SOURCE RECORDS.
↓

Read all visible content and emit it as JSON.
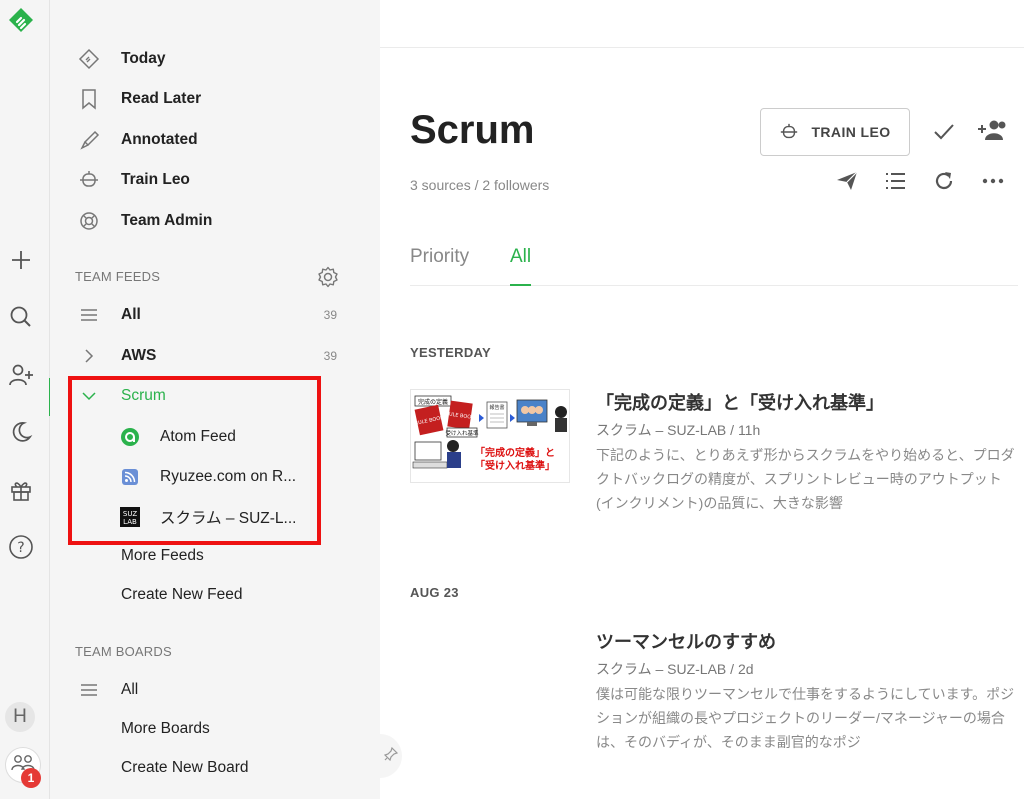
{
  "colors": {
    "accent": "#2bb24c",
    "highlight_box": "#ee1111",
    "badge": "#e53935"
  },
  "rail": {
    "avatar_letter": "H",
    "team_badge": "1",
    "icons": [
      "feedly-logo-icon",
      "plus-icon",
      "search-icon",
      "add-person-icon",
      "moon-icon",
      "gift-icon",
      "help-icon",
      "team-icon"
    ]
  },
  "sidebar": {
    "nav": [
      {
        "label": "Today",
        "icon": "today-icon"
      },
      {
        "label": "Read Later",
        "icon": "bookmark-icon"
      },
      {
        "label": "Annotated",
        "icon": "highlighter-icon"
      },
      {
        "label": "Train Leo",
        "icon": "leo-icon"
      },
      {
        "label": "Team Admin",
        "icon": "lifebuoy-icon"
      }
    ],
    "team_feeds": {
      "title": "TEAM FEEDS",
      "items": [
        {
          "label": "All",
          "count": "39"
        },
        {
          "label": "AWS",
          "count": "39"
        },
        {
          "label": "Scrum"
        }
      ],
      "sources": [
        {
          "label": "Atom Feed",
          "icon": "atom-feed-icon"
        },
        {
          "label": "Ryuzee.com on R...",
          "icon": "rss-icon"
        },
        {
          "label": "スクラム – SUZ-L...",
          "icon": "suz-lab-icon",
          "icon_text": "SUZ LAB"
        }
      ],
      "more": "More Feeds",
      "create": "Create New Feed"
    },
    "team_boards": {
      "title": "TEAM BOARDS",
      "all": "All",
      "more": "More Boards",
      "create": "Create New Board"
    }
  },
  "main": {
    "title": "Scrum",
    "subtitle": "3 sources / 2 followers",
    "train_button": "TRAIN LEO",
    "tabs": [
      {
        "label": "Priority"
      },
      {
        "label": "All"
      }
    ],
    "active_tab": "All",
    "sections": [
      {
        "day": "YESTERDAY",
        "article": {
          "title": "「完成の定義」と「受け入れ基準」",
          "meta": "スクラム – SUZ-LAB / 11h",
          "summary": "下記のように、とりあえず形からスクラムをやり始めると、プロダクトバックログの精度が、スプリントレビュー時のアウトプット(インクリメント)の品質に、大きな影響",
          "thumb": {
            "tag_top": "完成の定義",
            "tag_bottom": "受け入れ基準",
            "book": "RULE BOOK",
            "doc": "報告書",
            "caption_1": "「完成の定義」と",
            "caption_2": "「受け入れ基準」"
          }
        }
      },
      {
        "day": "AUG 23",
        "article": {
          "title": "ツーマンセルのすすめ",
          "meta": "スクラム – SUZ-LAB / 2d",
          "summary": "僕は可能な限りツーマンセルで仕事をするようにしています。ポジションが組織の長やプロジェクトのリーダー/マネージャーの場合は、そのバディが、そのまま副官的なポジ"
        }
      }
    ]
  }
}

↑

WHAT IS BEING ASKED.
Please write out all the data again word for word, but not the pictures.

RESULT BELOW.
Read all visible content and emit it as JSON.
{
  "colors": {
    "accent": "#2bb24c",
    "highlight_box": "#ee1111",
    "badge": "#e53935"
  },
  "rail": {
    "avatar_letter": "H",
    "team_badge": "1",
    "icons": [
      "feedly-logo-icon",
      "plus-icon",
      "search-icon",
      "add-person-icon",
      "moon-icon",
      "gift-icon",
      "help-icon",
      "team-icon"
    ]
  },
  "sidebar": {
    "nav": [
      {
        "label": "Today",
        "icon": "today-icon"
      },
      {
        "label": "Read Later",
        "icon": "bookmark-icon"
      },
      {
        "label": "Annotated",
        "icon": "highlighter-icon"
      },
      {
        "label": "Train Leo",
        "icon": "leo-icon"
      },
      {
        "label": "Team Admin",
        "icon": "lifebuoy-icon"
      }
    ],
    "team_feeds": {
      "title": "TEAM FEEDS",
      "items": [
        {
          "label": "All",
          "count": "39"
        },
        {
          "label": "AWS",
          "count": "39"
        },
        {
          "label": "Scrum"
        }
      ],
      "sources": [
        {
          "label": "Atom Feed",
          "icon": "atom-feed-icon"
        },
        {
          "label": "Ryuzee.com on R...",
          "icon": "rss-icon"
        },
        {
          "label": "スクラム – SUZ-L...",
          "icon": "suz-lab-icon",
          "icon_text": "SUZ LAB"
        }
      ],
      "more": "More Feeds",
      "create": "Create New Feed"
    },
    "team_boards": {
      "title": "TEAM BOARDS",
      "all": "All",
      "more": "More Boards",
      "create": "Create New Board"
    }
  },
  "main": {
    "title": "Scrum",
    "subtitle": "3 sources / 2 followers",
    "train_button": "TRAIN LEO",
    "tabs": [
      {
        "label": "Priority"
      },
      {
        "label": "All"
      }
    ],
    "active_tab": "All",
    "sections": [
      {
        "day": "YESTERDAY",
        "article": {
          "title": "「完成の定義」と「受け入れ基準」",
          "meta": "スクラム – SUZ-LAB / 11h",
          "summary": "下記のように、とりあえず形からスクラムをやり始めると、プロダクトバックログの精度が、スプリントレビュー時のアウトプット(インクリメント)の品質に、大きな影響",
          "thumb": {
            "tag_top": "完成の定義",
            "tag_bottom": "受け入れ基準",
            "book": "RULE BOOK",
            "doc": "報告書",
            "caption_1": "「完成の定義」と",
            "caption_2": "「受け入れ基準」"
          }
        }
      },
      {
        "day": "AUG 23",
        "article": {
          "title": "ツーマンセルのすすめ",
          "meta": "スクラム – SUZ-LAB / 2d",
          "summary": "僕は可能な限りツーマンセルで仕事をするようにしています。ポジションが組織の長やプロジェクトのリーダー/マネージャーの場合は、そのバディが、そのまま副官的なポジ"
        }
      }
    ]
  }
}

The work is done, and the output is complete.